● **Given task**
Write the entries out again exactly as they stand, but without the pictures.

* begin *

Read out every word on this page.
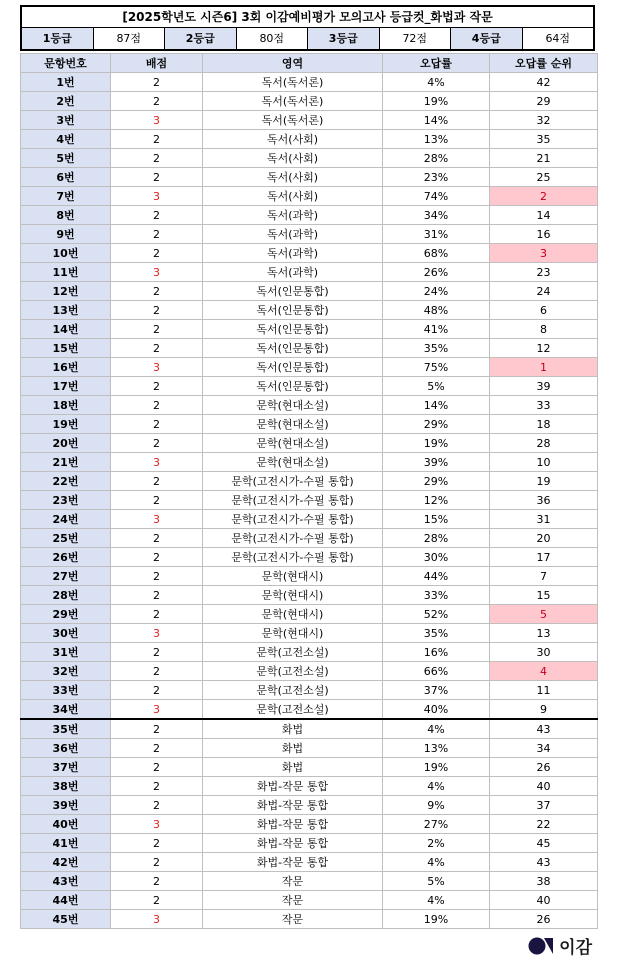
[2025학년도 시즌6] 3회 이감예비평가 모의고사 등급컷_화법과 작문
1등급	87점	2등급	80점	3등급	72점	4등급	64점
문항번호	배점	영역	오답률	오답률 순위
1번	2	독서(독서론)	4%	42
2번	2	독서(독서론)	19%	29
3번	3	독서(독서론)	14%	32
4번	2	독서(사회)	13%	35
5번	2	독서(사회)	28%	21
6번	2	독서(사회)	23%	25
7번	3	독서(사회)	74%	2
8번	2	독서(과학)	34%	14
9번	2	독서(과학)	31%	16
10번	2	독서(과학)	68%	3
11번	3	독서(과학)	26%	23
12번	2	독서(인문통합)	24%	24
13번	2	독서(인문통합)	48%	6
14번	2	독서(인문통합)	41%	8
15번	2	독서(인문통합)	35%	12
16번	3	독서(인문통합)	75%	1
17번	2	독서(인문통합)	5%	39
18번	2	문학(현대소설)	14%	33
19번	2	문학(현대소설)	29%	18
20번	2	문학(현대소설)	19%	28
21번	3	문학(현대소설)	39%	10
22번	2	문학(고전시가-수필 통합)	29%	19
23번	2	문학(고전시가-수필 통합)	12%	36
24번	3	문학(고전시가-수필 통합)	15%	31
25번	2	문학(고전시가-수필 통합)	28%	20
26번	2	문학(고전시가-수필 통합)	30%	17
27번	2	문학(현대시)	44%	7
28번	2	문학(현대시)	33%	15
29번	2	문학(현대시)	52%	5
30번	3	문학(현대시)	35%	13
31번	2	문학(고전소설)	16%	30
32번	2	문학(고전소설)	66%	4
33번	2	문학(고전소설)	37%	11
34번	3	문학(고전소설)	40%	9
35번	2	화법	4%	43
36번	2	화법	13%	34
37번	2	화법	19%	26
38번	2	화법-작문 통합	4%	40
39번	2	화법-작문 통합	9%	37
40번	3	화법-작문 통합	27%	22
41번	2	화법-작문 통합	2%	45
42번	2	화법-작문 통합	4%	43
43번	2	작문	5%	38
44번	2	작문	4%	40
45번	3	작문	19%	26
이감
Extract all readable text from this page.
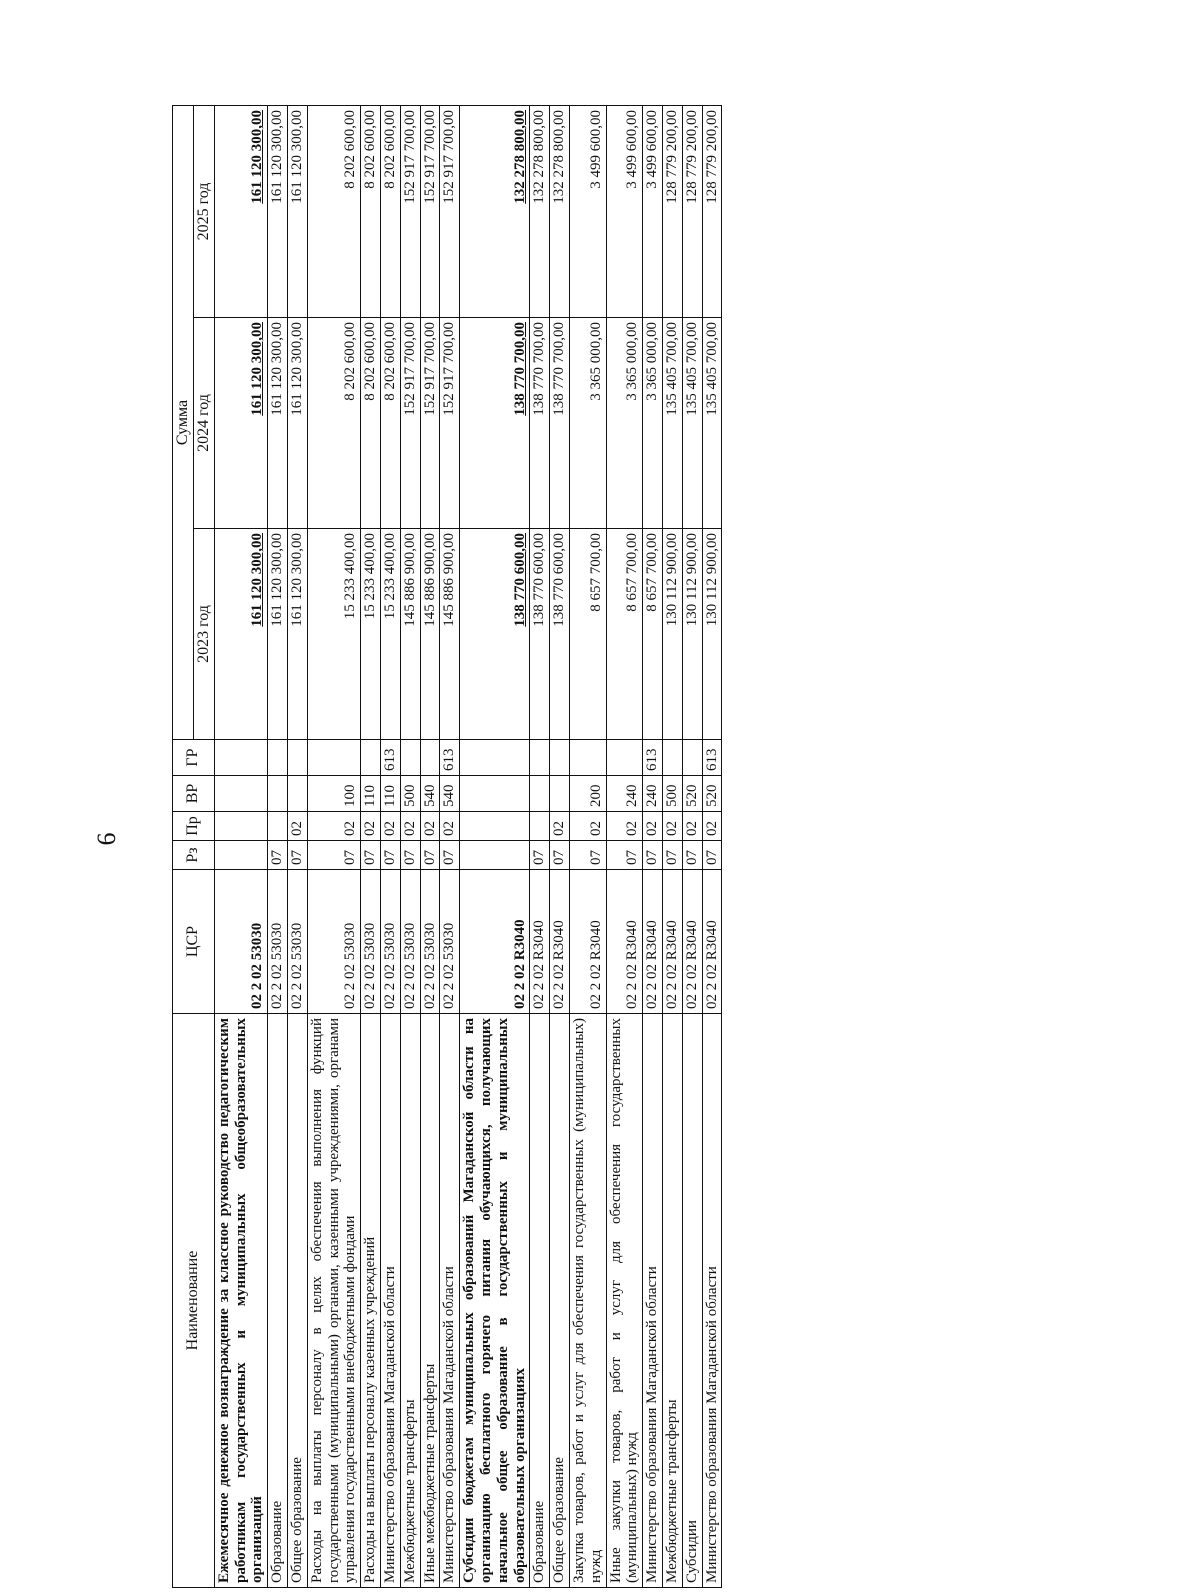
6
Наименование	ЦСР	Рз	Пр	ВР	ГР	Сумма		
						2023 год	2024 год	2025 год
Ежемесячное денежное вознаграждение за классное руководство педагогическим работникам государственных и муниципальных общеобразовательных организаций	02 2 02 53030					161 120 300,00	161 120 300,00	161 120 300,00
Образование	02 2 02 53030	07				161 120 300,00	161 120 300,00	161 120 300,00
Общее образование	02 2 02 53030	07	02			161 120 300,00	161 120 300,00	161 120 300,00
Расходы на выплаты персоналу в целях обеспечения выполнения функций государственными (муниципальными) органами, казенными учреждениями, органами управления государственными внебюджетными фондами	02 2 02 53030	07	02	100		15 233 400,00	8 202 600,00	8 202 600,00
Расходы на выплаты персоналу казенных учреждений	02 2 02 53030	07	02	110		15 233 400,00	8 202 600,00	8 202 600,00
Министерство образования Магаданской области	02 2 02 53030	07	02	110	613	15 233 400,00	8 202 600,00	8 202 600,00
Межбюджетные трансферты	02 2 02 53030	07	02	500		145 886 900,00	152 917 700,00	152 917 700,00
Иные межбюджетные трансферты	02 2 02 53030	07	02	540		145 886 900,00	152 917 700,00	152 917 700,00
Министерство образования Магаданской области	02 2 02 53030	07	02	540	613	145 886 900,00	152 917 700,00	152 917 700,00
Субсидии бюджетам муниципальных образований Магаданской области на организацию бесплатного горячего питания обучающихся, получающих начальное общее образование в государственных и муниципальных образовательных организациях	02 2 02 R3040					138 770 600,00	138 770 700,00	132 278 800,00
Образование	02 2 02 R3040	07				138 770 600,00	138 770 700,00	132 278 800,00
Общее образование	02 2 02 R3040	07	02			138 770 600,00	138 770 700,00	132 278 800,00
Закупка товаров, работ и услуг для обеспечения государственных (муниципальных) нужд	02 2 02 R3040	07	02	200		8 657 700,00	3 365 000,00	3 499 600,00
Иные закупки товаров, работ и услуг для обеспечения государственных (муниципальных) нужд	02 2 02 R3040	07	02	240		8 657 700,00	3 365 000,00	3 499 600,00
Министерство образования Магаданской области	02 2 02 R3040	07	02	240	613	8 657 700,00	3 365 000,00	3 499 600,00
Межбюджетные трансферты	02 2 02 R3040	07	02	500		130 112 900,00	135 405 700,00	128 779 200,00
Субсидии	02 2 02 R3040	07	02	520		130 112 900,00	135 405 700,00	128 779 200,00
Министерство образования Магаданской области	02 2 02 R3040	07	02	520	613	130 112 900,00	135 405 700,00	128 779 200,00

* end *

● **The result**
Read out every word on this page.
[2025학년도 시즌6] 3회 이감예비평가 모의고사 등급컷_화법과 작문
1등급	87점	2등급	80점	3등급	72점	4등급	64점
문항번호	배점	영역	오답률	오답률 순위
1번	2	독서(독서론)	4%	42
2번	2	독서(독서론)	19%	29
3번	3	독서(독서론)	14%	32
4번	2	독서(사회)	13%	35
5번	2	독서(사회)	28%	21
6번	2	독서(사회)	23%	25
7번	3	독서(사회)	74%	2
8번	2	독서(과학)	34%	14
9번	2	독서(과학)	31%	16
10번	2	독서(과학)	68%	3
11번	3	독서(과학)	26%	23
12번	2	독서(인문통합)	24%	24
13번	2	독서(인문통합)	48%	6
14번	2	독서(인문통합)	41%	8
15번	2	독서(인문통합)	35%	12
16번	3	독서(인문통합)	75%	1
17번	2	독서(인문통합)	5%	39
18번	2	문학(현대소설)	14%	33
19번	2	문학(현대소설)	29%	18
20번	2	문학(현대소설)	19%	28
21번	3	문학(현대소설)	39%	10
22번	2	문학(고전시가-수필 통합)	29%	19
23번	2	문학(고전시가-수필 통합)	12%	36
24번	3	문학(고전시가-수필 통합)	15%	31
25번	2	문학(고전시가-수필 통합)	28%	20
26번	2	문학(고전시가-수필 통합)	30%	17
27번	2	문학(현대시)	44%	7
28번	2	문학(현대시)	33%	15
29번	2	문학(현대시)	52%	5
30번	3	문학(현대시)	35%	13
31번	2	문학(고전소설)	16%	30
32번	2	문학(고전소설)	66%	4
33번	2	문학(고전소설)	37%	11
34번	3	문학(고전소설)	40%	9
35번	2	화법	4%	43
36번	2	화법	13%	34
37번	2	화법	19%	26
38번	2	화법-작문 통합	4%	40
39번	2	화법-작문 통합	9%	37
40번	3	화법-작문 통합	27%	22
41번	2	화법-작문 통합	2%	45
42번	2	화법-작문 통합	4%	43
43번	2	작문	5%	38
44번	2	작문	4%	40
45번	3	작문	19%	26
이감
Extract all readable text from this page.
6
Наименование	ЦСР	Рз	Пр	ВР	ГР	Сумма		
						2023 год	2024 год	2025 год
Ежемесячное денежное вознаграждение за классное руководство педагогическим работникам государственных и муниципальных общеобразовательных организаций	02 2 02 53030					161 120 300,00	161 120 300,00	161 120 300,00
Образование	02 2 02 53030	07				161 120 300,00	161 120 300,00	161 120 300,00
Общее образование	02 2 02 53030	07	02			161 120 300,00	161 120 300,00	161 120 300,00
Расходы на выплаты персоналу в целях обеспечения выполнения функций государственными (муниципальными) органами, казенными учреждениями, органами управления государственными внебюджетными фондами	02 2 02 53030	07	02	100		15 233 400,00	8 202 600,00	8 202 600,00
Расходы на выплаты персоналу казенных учреждений	02 2 02 53030	07	02	110		15 233 400,00	8 202 600,00	8 202 600,00
Министерство образования Магаданской области	02 2 02 53030	07	02	110	613	15 233 400,00	8 202 600,00	8 202 600,00
Межбюджетные трансферты	02 2 02 53030	07	02	500		145 886 900,00	152 917 700,00	152 917 700,00
Иные межбюджетные трансферты	02 2 02 53030	07	02	540		145 886 900,00	152 917 700,00	152 917 700,00
Министерство образования Магаданской области	02 2 02 53030	07	02	540	613	145 886 900,00	152 917 700,00	152 917 700,00
Субсидии бюджетам муниципальных образований Магаданской области на организацию бесплатного горячего питания обучающихся, получающих начальное общее образование в государственных и муниципальных образовательных организациях	02 2 02 R3040					138 770 600,00	138 770 700,00	132 278 800,00
Образование	02 2 02 R3040	07				138 770 600,00	138 770 700,00	132 278 800,00
Общее образование	02 2 02 R3040	07	02			138 770 600,00	138 770 700,00	132 278 800,00
Закупка товаров, работ и услуг для обеспечения государственных (муниципальных) нужд	02 2 02 R3040	07	02	200		8 657 700,00	3 365 000,00	3 499 600,00
Иные закупки товаров, работ и услуг для обеспечения государственных (муниципальных) нужд	02 2 02 R3040	07	02	240		8 657 700,00	3 365 000,00	3 499 600,00
Министерство образования Магаданской области	02 2 02 R3040	07	02	240	613	8 657 700,00	3 365 000,00	3 499 600,00
Межбюджетные трансферты	02 2 02 R3040	07	02	500		130 112 900,00	135 405 700,00	128 779 200,00
Субсидии	02 2 02 R3040	07	02	520		130 112 900,00	135 405 700,00	128 779 200,00
Министерство образования Магаданской области	02 2 02 R3040	07	02	520	613	130 112 900,00	135 405 700,00	128 779 200,00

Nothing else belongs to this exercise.